PROBLEM STATEMENT =
Leaving the pictures aside, transcribe every line below exactly.

Entries from a dataset
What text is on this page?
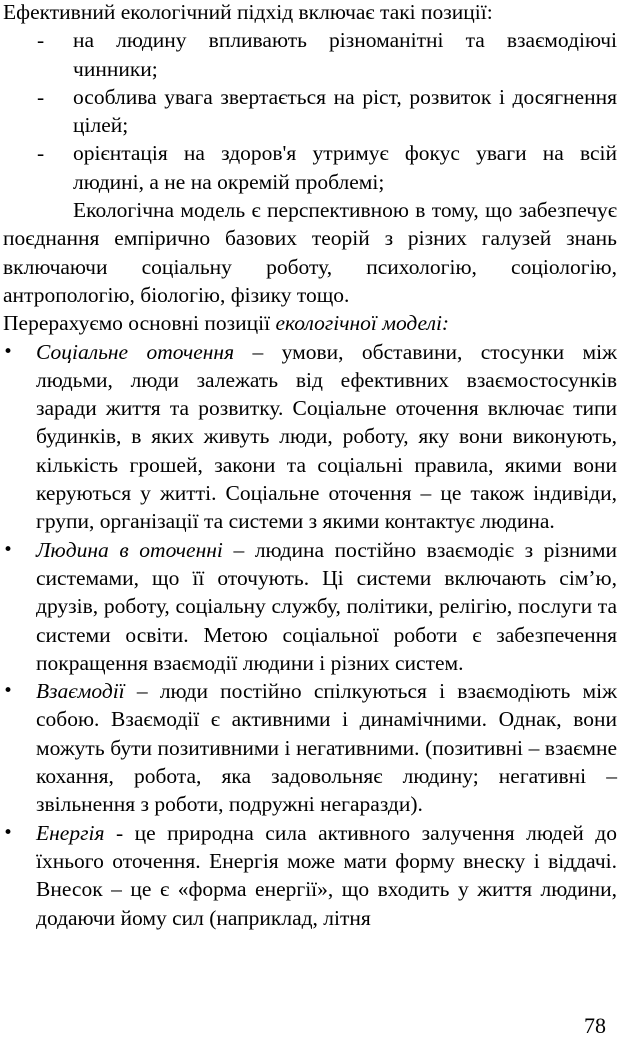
Ефективний екологічний підхід включає такі позиції:

- на людину впливають різноманітні та взаємодіючі чинники;
- особлива увага звертається на ріст, розвиток і досягнення цілей;
- орієнтація на здоров'я утримує фокус уваги на всій людині, а не на окремій проблемі;

Екологічна модель є перспективною в тому, що забезпечує поєднання емпірично базових теорій з різних галузей знань включаючи соціальну роботу, психологію, соціологію, антропологію, біологію, фізику тощо.

Перерахуємо основні позиції екологічної моделі:

• Соціальне оточення – умови, обставини, стосунки між людьми, люди залежать від ефективних взаємостосунків заради життя та розвитку. Соціальне оточення включає типи будинків, в яких живуть люди, роботу, яку вони виконують, кількість грошей, закони та соціальні правила, якими вони керуються у житті. Соціальне оточення – це також індивіди, групи, організації та системи з якими контактує людина.
• Людина в оточенні – людина постійно взаємодіє з різними системами, що її оточують. Ці системи включають сім’ю, друзів, роботу, соціальну службу, політики, релігію, послуги та системи освіти. Метою соціальної роботи є забезпечення покращення взаємодії людини і різних систем.
• Взаємодії – люди постійно спілкуються і взаємодіють між собою. Взаємодії є активними і динамічними. Однак, вони можуть бути позитивними і негативними. (позитивні – взаємне кохання, робота, яка задовольняє людину; негативні – звільнення з роботи, подружні негаразди).
• Енергія - це природна сила активного залучення людей до їхнього оточення. Енергія може мати форму внеску і віддачі. Внесок – це є «форма енергії», що входить у життя людини, додаючи йому сил (наприклад, літня
78
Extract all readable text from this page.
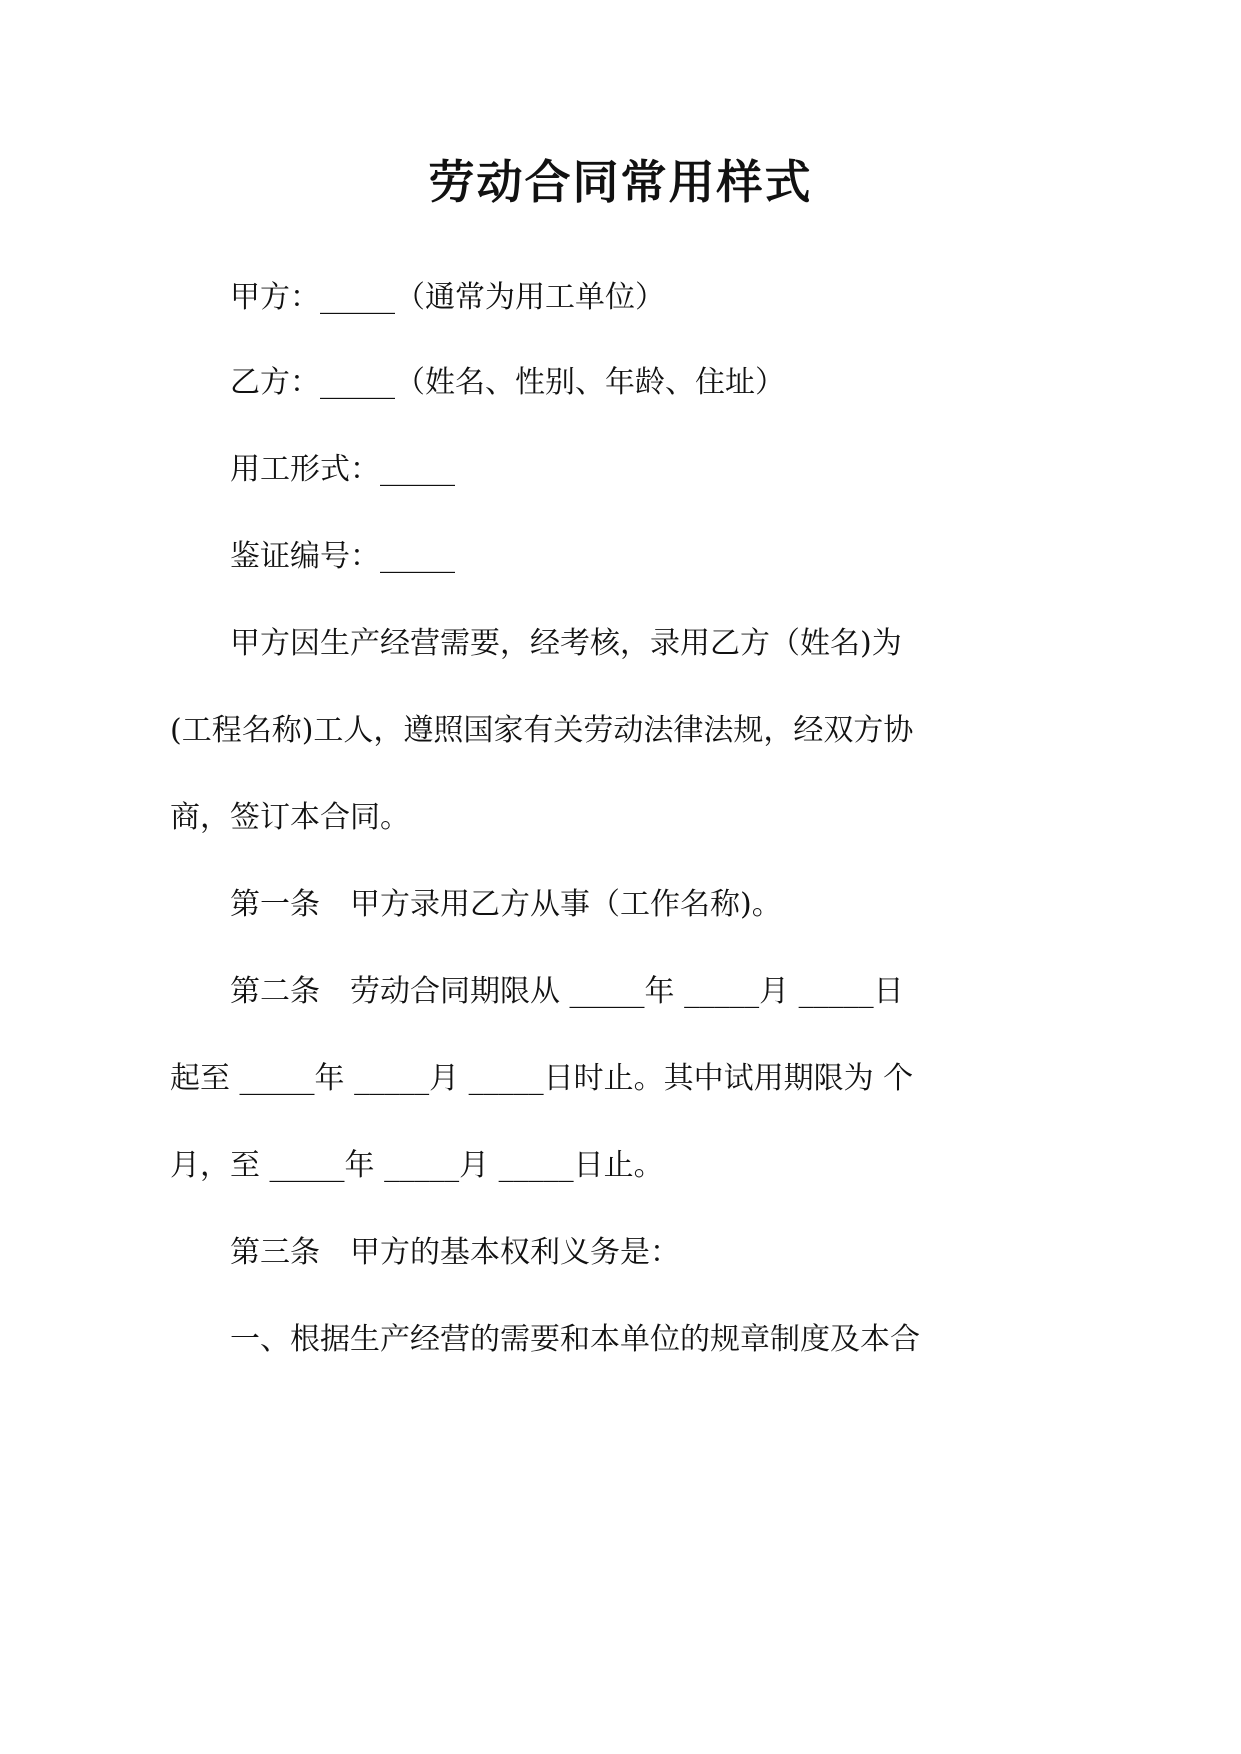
劳动合同常用样式
甲方：_____（通常为用工单位）
乙方：_____（姓名、性别、年龄、住址）
用工形式：_____
鉴证编号：_____
甲方因生产经营需要，经考核，录用乙方（姓名)为
(工程名称)工人，遵照国家有关劳动法律法规，经双方协
商，签订本合同。
第一条　甲方录用乙方从事（工作名称)。
第二条　劳动合同期限从 _____年 _____月 _____日
起至 _____年 _____月 _____日时止。其中试用期限为 个
月，至 _____年 _____月 _____日止。
第三条　甲方的基本权利义务是：
一、根据生产经营的需要和本单位的规章制度及本合
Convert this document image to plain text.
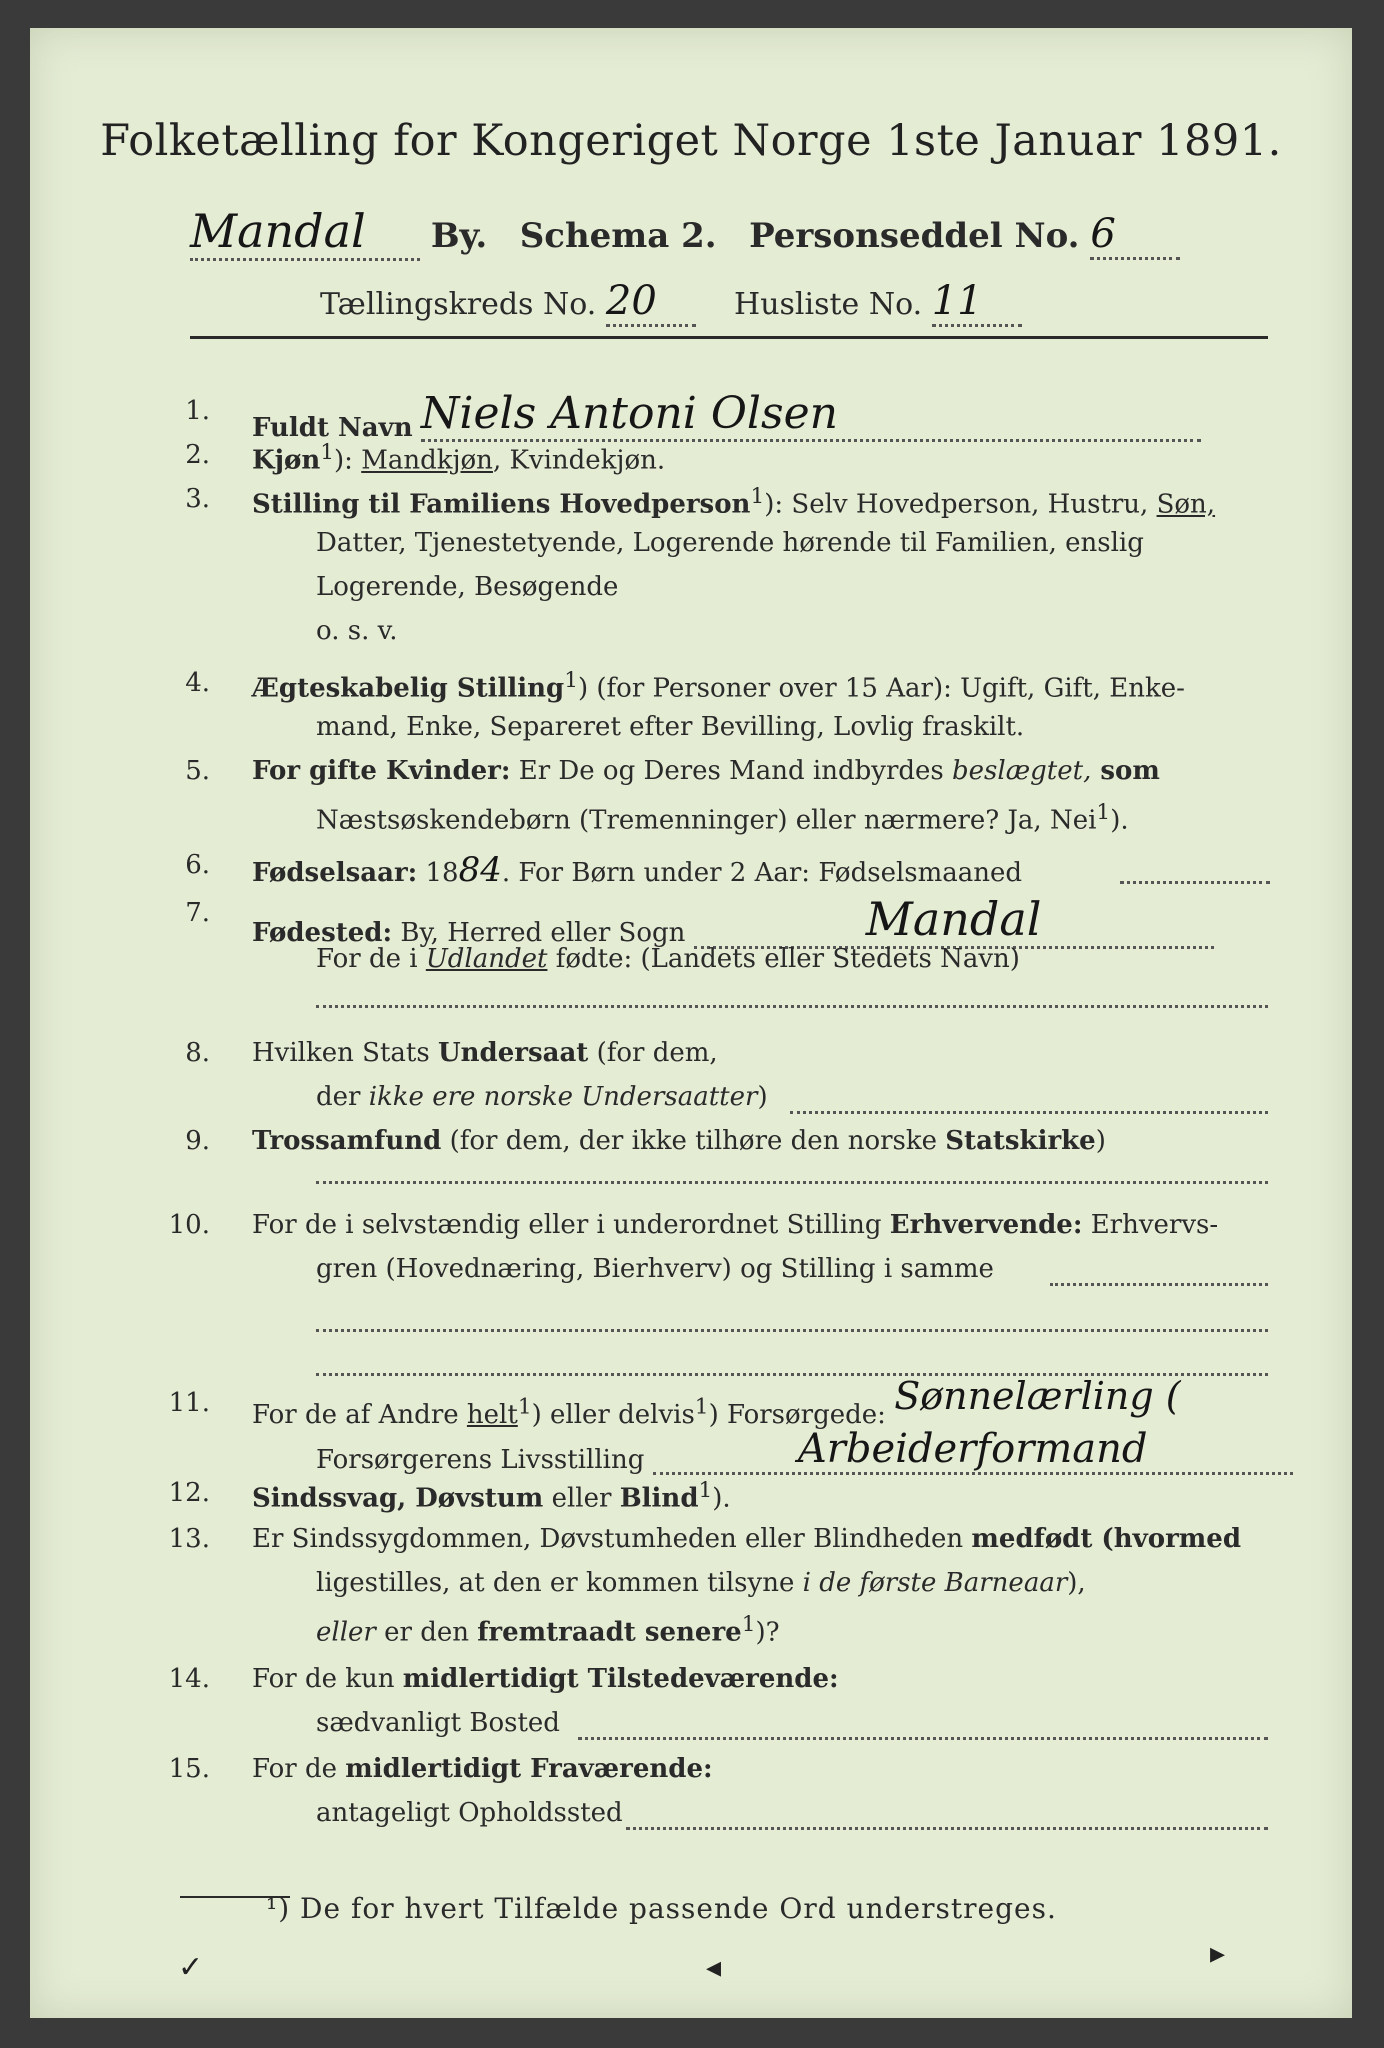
Folketælling for Kongeriget Norge 1ste Januar 1891.
Mandal By. Schema 2. Personseddel No. 6
Tællingskreds No. 20	Husliste No. 11
1.
Fuldt Navn Niels Antoni Olsen
2. Kjøn$^1$): Mandkjøn, Kvindekjøn.
3. Stilling til Familiens Hovedperson$^1$): Selv Hovedperson, Hustru, Søn,
Datter, Tjenestetyende, Logerende hørende til Familien, enslig
Logerende, Besøgende
o. s. v.
4. Ægteskabelig Stilling$^1$) (for Personer over 15 Aar): Ugift, Gift, Enke-
mand, Enke, Separeret efter Bevilling, Lovlig fraskilt.
5. For gifte Kvinder: Er De og Deres Mand indbyrdes beslægtet, som
Næstsøskendebørn (Tremenninger) eller nærmere? Ja, Nei$^1$).
6. Fødselsaar: 1884. For Børn under 2 Aar: Fødselsmaaned
7.
Fødested: By, Herred eller Sogn	Mandal
For de i Udlandet fødte: (Landets eller Stedets Navn)
8. Hvilken Stats Undersaat (for dem,
der ikke ere norske Undersaatter)
9. Trossamfund (for dem, der ikke tilhøre den norske Statskirke)
10. For de i selvstændig eller i underordnet Stilling Erhvervende: Erhvervs-
gren (Hovednæring, Bierhverv) og Stilling i samme
11. For de af Andre helt$^1$) eller delvis$^1$) Forsørgede: Sønnelærling (
Forsørgerens Livsstilling	Arbeiderformand
12. Sindssvag, Døvstum eller Blind$^1$).
13. Er Sindssygdommen, Døvstumheden eller Blindheden medfødt (hvormed
ligestilles, at den er kommen tilsyne i de første Barneaar),
eller er den fremtraadt senere$^1$)?
14. For de kun midlertidigt Tilstedeværende:
sædvanligt Bosted
15. For de midlertidigt Fraværende:
antageligt Opholdssted
¹) De for hvert Tilfælde passende Ord understreges.
✓	◂	▸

OUTPUT BELOW =
What text is on this page?
Ефективний екологічний підхід включає такі позиції:

- на людину впливають різноманітні та взаємодіючі чинники;
- особлива увага звертається на ріст, розвиток і досягнення цілей;
- орієнтація на здоров'я утримує фокус уваги на всій людині, а не на окремій проблемі;

Екологічна модель є перспективною в тому, що забезпечує поєднання емпірично базових теорій з різних галузей знань включаючи соціальну роботу, психологію, соціологію, антропологію, біологію, фізику тощо.

Перерахуємо основні позиції екологічної моделі:

• Соціальне оточення – умови, обставини, стосунки між людьми, люди залежать від ефективних взаємостосунків заради життя та розвитку. Соціальне оточення включає типи будинків, в яких живуть люди, роботу, яку вони виконують, кількість грошей, закони та соціальні правила, якими вони керуються у житті. Соціальне оточення – це також індивіди, групи, організації та системи з якими контактує людина.
• Людина в оточенні – людина постійно взаємодіє з різними системами, що її оточують. Ці системи включають сім’ю, друзів, роботу, соціальну службу, політики, релігію, послуги та системи освіти. Метою соціальної роботи є забезпечення покращення взаємодії людини і різних систем.
• Взаємодії – люди постійно спілкуються і взаємодіють між собою. Взаємодії є активними і динамічними. Однак, вони можуть бути позитивними і негативними. (позитивні – взаємне кохання, робота, яка задовольняє людину; негативні – звільнення з роботи, подружні негаразди).
• Енергія - це природна сила активного залучення людей до їхнього оточення. Енергія може мати форму внеску і віддачі. Внесок – це є «форма енергії», що входить у життя людини, додаючи йому сил (наприклад, літня
78
Extract all readable text from this page.
劳动合同常用样式
甲方：_____（通常为用工单位）
乙方：_____（姓名、性别、年龄、住址）
用工形式：_____
鉴证编号：_____
甲方因生产经营需要，经考核，录用乙方（姓名)为
(工程名称)工人，遵照国家有关劳动法律法规，经双方协
商，签订本合同。
第一条　甲方录用乙方从事（工作名称)。
第二条　劳动合同期限从 _____年 _____月 _____日
起至 _____年 _____月 _____日时止。其中试用期限为 个
月，至 _____年 _____月 _____日止。
第三条　甲方的基本权利义务是：
一、根据生产经营的需要和本单位的规章制度及本合
Convert this document image to plain text.
Folketælling for Kongeriget Norge 1ste Januar 1891.
Mandal By. Schema 2. Personseddel No. 6
Tællingskreds No. 20	Husliste No. 11
1.
Fuldt Navn Niels Antoni Olsen
2. Kjøn$^1$): Mandkjøn, Kvindekjøn.
3. Stilling til Familiens Hovedperson$^1$): Selv Hovedperson, Hustru, Søn,
Datter, Tjenestetyende, Logerende hørende til Familien, enslig
Logerende, Besøgende
o. s. v.
4. Ægteskabelig Stilling$^1$) (for Personer over 15 Aar): Ugift, Gift, Enke-
mand, Enke, Separeret efter Bevilling, Lovlig fraskilt.
5. For gifte Kvinder: Er De og Deres Mand indbyrdes beslægtet, som
Næstsøskendebørn (Tremenninger) eller nærmere? Ja, Nei$^1$).
6. Fødselsaar: 1884. For Børn under 2 Aar: Fødselsmaaned
7.
Fødested: By, Herred eller Sogn	Mandal
For de i Udlandet fødte: (Landets eller Stedets Navn)
8. Hvilken Stats Undersaat (for dem,
der ikke ere norske Undersaatter)
9. Trossamfund (for dem, der ikke tilhøre den norske Statskirke)
10. For de i selvstændig eller i underordnet Stilling Erhvervende: Erhvervs-
gren (Hovednæring, Bierhverv) og Stilling i samme
11. For de af Andre helt$^1$) eller delvis$^1$) Forsørgede: Sønnelærling (
Forsørgerens Livsstilling	Arbeiderformand
12. Sindssvag, Døvstum eller Blind$^1$).
13. Er Sindssygdommen, Døvstumheden eller Blindheden medfødt (hvormed
ligestilles, at den er kommen tilsyne i de første Barneaar),
eller er den fremtraadt senere$^1$)?
14. For de kun midlertidigt Tilstedeværende:
sædvanligt Bosted
15. For de midlertidigt Fraværende:
antageligt Opholdssted
¹) De for hvert Tilfælde passende Ord understreges.
✓	◂	▸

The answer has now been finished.